- Stated goal -
Swap every "votes-cell" in the items below for "vote-count", and leave everything else unchanged.

** start of Input rows **

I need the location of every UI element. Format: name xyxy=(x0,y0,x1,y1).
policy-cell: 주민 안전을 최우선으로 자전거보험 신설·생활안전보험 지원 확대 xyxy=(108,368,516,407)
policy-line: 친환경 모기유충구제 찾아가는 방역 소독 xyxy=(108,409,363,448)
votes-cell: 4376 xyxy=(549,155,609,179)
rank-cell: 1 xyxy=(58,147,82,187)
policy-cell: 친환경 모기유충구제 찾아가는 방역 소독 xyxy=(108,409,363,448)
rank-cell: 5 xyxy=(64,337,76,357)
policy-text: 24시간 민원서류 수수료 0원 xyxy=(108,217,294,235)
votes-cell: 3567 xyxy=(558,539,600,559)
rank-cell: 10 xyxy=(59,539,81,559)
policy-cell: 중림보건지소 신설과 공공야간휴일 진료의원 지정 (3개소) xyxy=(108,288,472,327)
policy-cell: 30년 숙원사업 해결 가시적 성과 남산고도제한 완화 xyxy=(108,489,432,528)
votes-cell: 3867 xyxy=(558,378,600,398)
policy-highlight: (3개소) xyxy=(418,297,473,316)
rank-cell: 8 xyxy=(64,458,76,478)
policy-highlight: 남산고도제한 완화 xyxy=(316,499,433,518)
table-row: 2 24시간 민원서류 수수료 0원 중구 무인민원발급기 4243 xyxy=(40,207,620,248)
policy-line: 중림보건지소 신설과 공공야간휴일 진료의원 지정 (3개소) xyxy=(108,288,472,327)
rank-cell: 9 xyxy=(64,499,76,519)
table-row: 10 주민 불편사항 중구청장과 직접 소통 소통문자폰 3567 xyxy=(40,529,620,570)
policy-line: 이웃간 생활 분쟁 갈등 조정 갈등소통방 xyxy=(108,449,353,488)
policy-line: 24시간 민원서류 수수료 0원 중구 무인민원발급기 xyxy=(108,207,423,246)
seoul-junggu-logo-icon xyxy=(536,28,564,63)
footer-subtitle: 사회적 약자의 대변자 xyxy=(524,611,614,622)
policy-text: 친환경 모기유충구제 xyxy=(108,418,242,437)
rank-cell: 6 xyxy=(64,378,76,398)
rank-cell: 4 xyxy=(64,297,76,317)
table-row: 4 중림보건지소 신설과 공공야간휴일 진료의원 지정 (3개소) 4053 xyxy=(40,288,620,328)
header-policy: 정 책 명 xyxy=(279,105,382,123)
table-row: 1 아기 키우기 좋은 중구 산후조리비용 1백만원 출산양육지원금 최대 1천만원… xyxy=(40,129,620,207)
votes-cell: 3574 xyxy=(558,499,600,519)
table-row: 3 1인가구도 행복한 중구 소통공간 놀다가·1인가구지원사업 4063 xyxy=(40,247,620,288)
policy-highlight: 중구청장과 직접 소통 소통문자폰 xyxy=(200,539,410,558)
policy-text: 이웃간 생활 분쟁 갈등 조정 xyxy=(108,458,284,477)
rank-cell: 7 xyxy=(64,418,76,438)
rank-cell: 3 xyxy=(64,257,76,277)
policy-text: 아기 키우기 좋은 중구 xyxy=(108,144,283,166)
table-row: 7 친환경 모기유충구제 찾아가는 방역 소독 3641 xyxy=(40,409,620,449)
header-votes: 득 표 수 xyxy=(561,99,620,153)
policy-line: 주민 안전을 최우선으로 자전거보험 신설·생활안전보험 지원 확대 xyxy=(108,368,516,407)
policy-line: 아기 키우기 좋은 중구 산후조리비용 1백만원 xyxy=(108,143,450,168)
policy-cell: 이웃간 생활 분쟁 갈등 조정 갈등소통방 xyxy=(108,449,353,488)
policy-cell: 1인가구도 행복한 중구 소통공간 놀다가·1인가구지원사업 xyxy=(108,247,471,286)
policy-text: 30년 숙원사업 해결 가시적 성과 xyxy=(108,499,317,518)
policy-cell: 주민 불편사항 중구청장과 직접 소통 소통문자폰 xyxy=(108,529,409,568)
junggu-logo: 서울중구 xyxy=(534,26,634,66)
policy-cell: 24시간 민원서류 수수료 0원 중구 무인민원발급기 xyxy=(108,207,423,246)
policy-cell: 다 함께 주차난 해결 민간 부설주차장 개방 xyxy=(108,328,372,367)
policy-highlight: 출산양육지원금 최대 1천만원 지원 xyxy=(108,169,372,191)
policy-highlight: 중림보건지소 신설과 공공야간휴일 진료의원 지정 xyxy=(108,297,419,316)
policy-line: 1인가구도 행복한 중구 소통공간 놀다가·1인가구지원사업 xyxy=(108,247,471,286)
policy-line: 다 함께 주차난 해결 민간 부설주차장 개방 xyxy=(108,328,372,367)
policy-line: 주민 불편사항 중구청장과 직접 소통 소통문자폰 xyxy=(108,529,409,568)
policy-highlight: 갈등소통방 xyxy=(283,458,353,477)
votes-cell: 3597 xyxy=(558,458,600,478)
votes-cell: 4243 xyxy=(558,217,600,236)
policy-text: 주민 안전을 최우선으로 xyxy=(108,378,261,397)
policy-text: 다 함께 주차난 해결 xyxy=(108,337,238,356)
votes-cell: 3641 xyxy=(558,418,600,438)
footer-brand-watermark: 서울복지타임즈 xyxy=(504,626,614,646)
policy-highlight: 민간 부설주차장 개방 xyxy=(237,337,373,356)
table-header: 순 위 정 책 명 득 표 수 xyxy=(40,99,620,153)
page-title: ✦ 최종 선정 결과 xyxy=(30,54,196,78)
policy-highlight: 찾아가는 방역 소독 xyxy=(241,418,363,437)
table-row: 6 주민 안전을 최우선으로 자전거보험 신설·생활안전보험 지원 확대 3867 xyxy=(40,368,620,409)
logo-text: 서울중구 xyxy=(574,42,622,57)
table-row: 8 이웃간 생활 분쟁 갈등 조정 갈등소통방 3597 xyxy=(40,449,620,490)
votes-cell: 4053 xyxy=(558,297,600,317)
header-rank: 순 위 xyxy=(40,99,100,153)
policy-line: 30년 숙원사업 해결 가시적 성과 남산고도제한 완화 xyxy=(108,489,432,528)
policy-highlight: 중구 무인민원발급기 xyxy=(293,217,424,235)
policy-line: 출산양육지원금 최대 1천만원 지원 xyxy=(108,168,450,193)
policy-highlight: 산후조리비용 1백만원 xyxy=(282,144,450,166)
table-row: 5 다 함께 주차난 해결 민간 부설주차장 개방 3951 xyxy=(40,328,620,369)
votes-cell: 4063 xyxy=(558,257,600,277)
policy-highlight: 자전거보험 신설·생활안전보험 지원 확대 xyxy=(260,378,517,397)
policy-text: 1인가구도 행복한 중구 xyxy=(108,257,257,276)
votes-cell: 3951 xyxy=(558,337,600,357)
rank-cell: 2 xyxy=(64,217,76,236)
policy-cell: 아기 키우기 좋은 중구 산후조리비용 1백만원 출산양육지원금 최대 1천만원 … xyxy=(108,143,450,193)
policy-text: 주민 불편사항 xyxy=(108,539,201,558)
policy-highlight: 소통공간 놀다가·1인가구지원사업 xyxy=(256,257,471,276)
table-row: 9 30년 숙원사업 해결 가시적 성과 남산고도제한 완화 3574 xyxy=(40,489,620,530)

** end of Input rows **

- Full answer -
I need the location of every UI element. Format: name xyxy=(x0,y0,x1,y1).
policy-cell: 주민 안전을 최우선으로 자전거보험 신설·생활안전보험 지원 확대 xyxy=(108,368,516,407)
policy-line: 친환경 모기유충구제 찾아가는 방역 소독 xyxy=(108,409,363,448)
vote-count: 4376 xyxy=(549,155,609,179)
rank-cell: 1 xyxy=(58,147,82,187)
policy-cell: 친환경 모기유충구제 찾아가는 방역 소독 xyxy=(108,409,363,448)
rank-cell: 5 xyxy=(64,337,76,357)
policy-text: 24시간 민원서류 수수료 0원 xyxy=(108,217,294,235)
vote-count: 3567 xyxy=(558,539,600,559)
rank-cell: 10 xyxy=(59,539,81,559)
policy-cell: 중림보건지소 신설과 공공야간휴일 진료의원 지정 (3개소) xyxy=(108,288,472,327)
policy-cell: 30년 숙원사업 해결 가시적 성과 남산고도제한 완화 xyxy=(108,489,432,528)
vote-count: 3867 xyxy=(558,378,600,398)
policy-highlight: (3개소) xyxy=(418,297,473,316)
rank-cell: 8 xyxy=(64,458,76,478)
policy-highlight: 남산고도제한 완화 xyxy=(316,499,433,518)
table-row: 2 24시간 민원서류 수수료 0원 중구 무인민원발급기 4243 xyxy=(40,207,620,248)
policy-line: 중림보건지소 신설과 공공야간휴일 진료의원 지정 (3개소) xyxy=(108,288,472,327)
rank-cell: 9 xyxy=(64,499,76,519)
table-row: 10 주민 불편사항 중구청장과 직접 소통 소통문자폰 3567 xyxy=(40,529,620,570)
policy-line: 이웃간 생활 분쟁 갈등 조정 갈등소통방 xyxy=(108,449,353,488)
policy-line: 24시간 민원서류 수수료 0원 중구 무인민원발급기 xyxy=(108,207,423,246)
seoul-junggu-logo-icon xyxy=(536,28,564,63)
footer-subtitle: 사회적 약자의 대변자 xyxy=(524,611,614,622)
policy-text: 친환경 모기유충구제 xyxy=(108,418,242,437)
rank-cell: 6 xyxy=(64,378,76,398)
rank-cell: 4 xyxy=(64,297,76,317)
table-row: 4 중림보건지소 신설과 공공야간휴일 진료의원 지정 (3개소) 4053 xyxy=(40,288,620,328)
header-policy: 정 책 명 xyxy=(279,105,382,123)
table-row: 1 아기 키우기 좋은 중구 산후조리비용 1백만원 출산양육지원금 최대 1천만원… xyxy=(40,129,620,207)
vote-count: 3574 xyxy=(558,499,600,519)
table-row: 3 1인가구도 행복한 중구 소통공간 놀다가·1인가구지원사업 4063 xyxy=(40,247,620,288)
policy-highlight: 중구청장과 직접 소통 소통문자폰 xyxy=(200,539,410,558)
policy-text: 이웃간 생활 분쟁 갈등 조정 xyxy=(108,458,284,477)
rank-cell: 7 xyxy=(64,418,76,438)
rank-cell: 3 xyxy=(64,257,76,277)
policy-text: 아기 키우기 좋은 중구 xyxy=(108,144,283,166)
table-row: 7 친환경 모기유충구제 찾아가는 방역 소독 3641 xyxy=(40,409,620,449)
header-votes: 득 표 수 xyxy=(561,99,620,153)
policy-line: 주민 안전을 최우선으로 자전거보험 신설·생활안전보험 지원 확대 xyxy=(108,368,516,407)
policy-line: 아기 키우기 좋은 중구 산후조리비용 1백만원 xyxy=(108,143,450,168)
policy-cell: 이웃간 생활 분쟁 갈등 조정 갈등소통방 xyxy=(108,449,353,488)
policy-cell: 1인가구도 행복한 중구 소통공간 놀다가·1인가구지원사업 xyxy=(108,247,471,286)
policy-text: 30년 숙원사업 해결 가시적 성과 xyxy=(108,499,317,518)
policy-cell: 주민 불편사항 중구청장과 직접 소통 소통문자폰 xyxy=(108,529,409,568)
junggu-logo: 서울중구 xyxy=(534,26,634,66)
policy-cell: 24시간 민원서류 수수료 0원 중구 무인민원발급기 xyxy=(108,207,423,246)
policy-cell: 다 함께 주차난 해결 민간 부설주차장 개방 xyxy=(108,328,372,367)
policy-highlight: 출산양육지원금 최대 1천만원 지원 xyxy=(108,169,372,191)
policy-highlight: 중림보건지소 신설과 공공야간휴일 진료의원 지정 xyxy=(108,297,419,316)
policy-line: 1인가구도 행복한 중구 소통공간 놀다가·1인가구지원사업 xyxy=(108,247,471,286)
policy-line: 다 함께 주차난 해결 민간 부설주차장 개방 xyxy=(108,328,372,367)
policy-line: 주민 불편사항 중구청장과 직접 소통 소통문자폰 xyxy=(108,529,409,568)
policy-highlight: 갈등소통방 xyxy=(283,458,353,477)
vote-count: 3597 xyxy=(558,458,600,478)
vote-count: 4243 xyxy=(558,217,600,236)
policy-text: 주민 안전을 최우선으로 xyxy=(108,378,261,397)
policy-text: 다 함께 주차난 해결 xyxy=(108,337,238,356)
vote-count: 3641 xyxy=(558,418,600,438)
footer-brand-watermark: 서울복지타임즈 xyxy=(504,626,614,646)
policy-highlight: 민간 부설주차장 개방 xyxy=(237,337,373,356)
table-header: 순 위 정 책 명 득 표 수 xyxy=(40,99,620,153)
page-title: ✦ 최종 선정 결과 xyxy=(30,54,196,78)
policy-highlight: 찾아가는 방역 소독 xyxy=(241,418,363,437)
table-row: 6 주민 안전을 최우선으로 자전거보험 신설·생활안전보험 지원 확대 3867 xyxy=(40,368,620,409)
logo-text: 서울중구 xyxy=(574,42,622,57)
table-row: 8 이웃간 생활 분쟁 갈등 조정 갈등소통방 3597 xyxy=(40,449,620,490)
vote-count: 4053 xyxy=(558,297,600,317)
header-rank: 순 위 xyxy=(40,99,100,153)
policy-line: 30년 숙원사업 해결 가시적 성과 남산고도제한 완화 xyxy=(108,489,432,528)
policy-highlight: 중구 무인민원발급기 xyxy=(293,217,424,235)
policy-line: 출산양육지원금 최대 1천만원 지원 xyxy=(108,168,450,193)
policy-highlight: 산후조리비용 1백만원 xyxy=(282,144,450,166)
table-row: 5 다 함께 주차난 해결 민간 부설주차장 개방 3951 xyxy=(40,328,620,369)
vote-count: 4063 xyxy=(558,257,600,277)
policy-highlight: 자전거보험 신설·생활안전보험 지원 확대 xyxy=(260,378,517,397)
policy-text: 1인가구도 행복한 중구 xyxy=(108,257,257,276)
vote-count: 3951 xyxy=(558,337,600,357)
rank-cell: 2 xyxy=(64,217,76,236)
policy-cell: 아기 키우기 좋은 중구 산후조리비용 1백만원 출산양육지원금 최대 1천만원 … xyxy=(108,143,450,193)
policy-text: 주민 불편사항 xyxy=(108,539,201,558)
policy-highlight: 소통공간 놀다가·1인가구지원사업 xyxy=(256,257,471,276)
table-row: 9 30년 숙원사업 해결 가시적 성과 남산고도제한 완화 3574 xyxy=(40,489,620,530)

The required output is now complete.